Don't Let Me Down

日々の雑感、引用。
言葉とイメージと音から喚起されるもの。

2010-08-29 12:18:24 | 日記


★ 母は芸妓である自分が、押しかけるように、大岡の家へ来てしまったことについて、父はともかく、父の兄弟たち対して負い目に感じていた。(略)ただ父と共に、貧乏に耐えることで、母はその志を通した。すると持参金も縁故もなく、地主である大岡の家から見れば、元「醜業婦」(これが田舎の地主の言葉である)という負い目を持つだけの嫁になってしまったのである。

★ 自分の生んだ子の盗癖の発見は、母にとっては天地がひっくり返るような打撃であったに違いない。

★ 父の帰りのおそい日で、母は十畳の居間の火鉢の前で、編物をしていた。私は母の前に正座し、
「お母さん」と呼んだ。
「はい、なんですか」

** データ部 **
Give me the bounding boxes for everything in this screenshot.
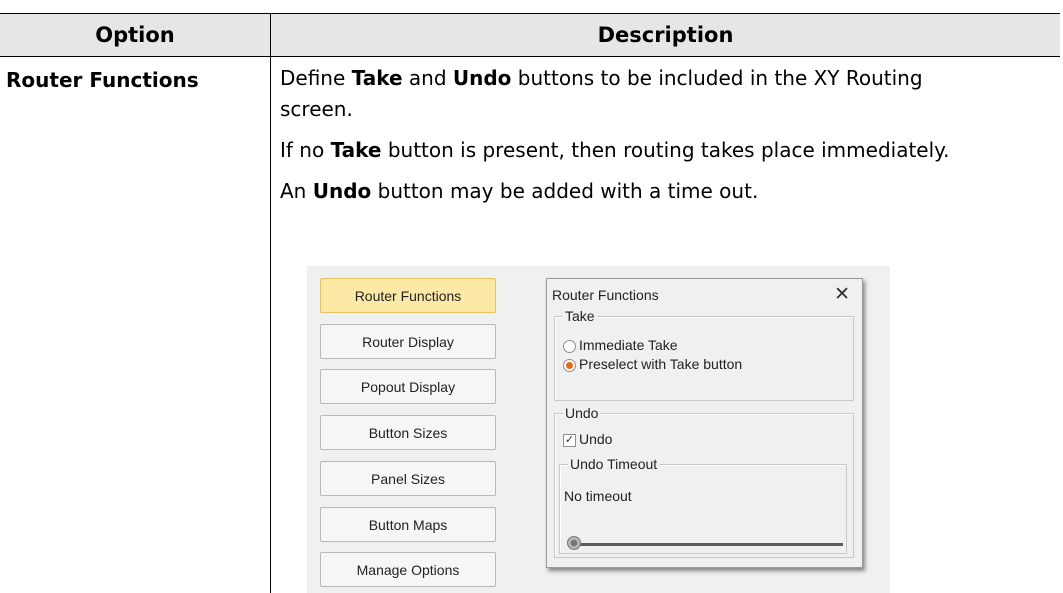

** 課題 **
1. 母をめぐる引用文で、母が父の兄弟たちに対して負い目に感じていたことは何か。
2. 母をめぐる引用文で、母が大岡の家から見て負い目を持つだけの嫁になってしまったのはなぜか。本文に沿って説明せよ。
3. 母をめぐる引用文の続きを書け。「はい、なんですか」という母の返事の後から始めること。

** 課題ごとの結果 **
1. 芸妓である自分が、押しかけるように大岡の家へ来てしまったこと。

2. 母には持参金も縁故もなかったからである。そのため、地主である大岡の家から見れば、母は元「醜業婦」という負い目を持つだけの嫁になった。

3.
とすぐ返事が返って来たが、母はそのまま編物を続けた。この時、母が顔をあげて、私の眼を見てくれたら、私は涙と共に告白していたろう。しかし母は下を向いたまま、編物の手を休めなかった。それは「お前がなにをいいたいのかわかっていますよ」といっているように見えた。「いわなくてもいいのですよ」と。

★ 明くる日、顔を合わせても、母はなにもいわなかった。「昨夜はどうしたのですか。お母さんになにかいうことがあったんじゃないの」とは訊かなかったので、私は母はすべてを知っていた、と感情的に判断しているわけである。そして死ぬまで私はこのことについて、母と話をする機会はなかった。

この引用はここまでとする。